— Set task —
Extract the listing in its entirety, keeping each line identical to the original.

— Information shown —
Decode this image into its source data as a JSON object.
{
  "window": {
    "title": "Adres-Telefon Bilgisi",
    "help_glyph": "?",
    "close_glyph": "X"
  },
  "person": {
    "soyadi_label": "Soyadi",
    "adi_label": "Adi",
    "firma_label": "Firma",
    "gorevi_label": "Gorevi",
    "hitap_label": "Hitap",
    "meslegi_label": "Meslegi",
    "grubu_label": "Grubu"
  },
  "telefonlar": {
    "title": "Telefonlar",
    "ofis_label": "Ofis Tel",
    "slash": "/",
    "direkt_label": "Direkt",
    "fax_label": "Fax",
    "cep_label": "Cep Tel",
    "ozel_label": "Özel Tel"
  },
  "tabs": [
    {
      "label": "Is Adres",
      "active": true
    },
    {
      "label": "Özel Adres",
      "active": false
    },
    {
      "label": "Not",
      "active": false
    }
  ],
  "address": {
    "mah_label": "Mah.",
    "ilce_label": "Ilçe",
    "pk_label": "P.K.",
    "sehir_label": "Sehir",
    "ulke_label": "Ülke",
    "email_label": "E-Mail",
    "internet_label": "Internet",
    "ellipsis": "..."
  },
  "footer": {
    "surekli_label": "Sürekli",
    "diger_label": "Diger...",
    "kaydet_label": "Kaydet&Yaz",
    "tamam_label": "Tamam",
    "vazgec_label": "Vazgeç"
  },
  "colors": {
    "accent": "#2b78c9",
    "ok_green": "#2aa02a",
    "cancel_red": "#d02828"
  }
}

— Response —
Decode this image into its source data as a JSON object.
{
  "window": {
    "title": "Adres-Telefon Bilgisi",
    "help_glyph": "?",
    "close_glyph": "X"
  },
  "person": {
    "soyadi_label": "Soyadi",
    "adi_label": "Adi",
    "firma_label": "Firma",
    "gorevi_label": "Gorevi",
    "hitap_label": "Hitap",
    "meslegi_label": "Meslegi",
    "grubu_label": "Grubu"
  },
  "telefonlar": {
    "title": "Telefonlar",
    "ofis_label": "Ofis Tel",
    "slash": "/",
    "direkt_label": "Direkt",
    "fax_label": "Fax",
    "cep_label": "Cep Tel",
    "ozel_label": "Özel Tel"
  },
  "tabs": [
    {
      "label": "Is Adres",
      "active": true
    },
    {
      "label": "Özel Adres",
      "active": false
    },
    {
      "label": "Not",
      "active": false
    }
  ],
  "address": {
    "mah_label": "Mah.",
    "ilce_label": "Ilçe",
    "pk_label": "P.K.",
    "sehir_label": "Sehir",
    "ulke_label": "Ülke",
    "email_label": "E-Mail",
    "internet_label": "Internet",
    "ellipsis": "..."
  },
  "footer": {
    "surekli_label": "Sürekli",
    "diger_label": "Diger...",
    "kaydet_label": "Kaydet&Yaz",
    "tamam_label": "Tamam",
    "vazgec_label": "Vazgeç"
  },
  "colors": {
    "accent": "#2b78c9",
    "ok_green": "#2aa02a",
    "cancel_red": "#d02828"
  }
}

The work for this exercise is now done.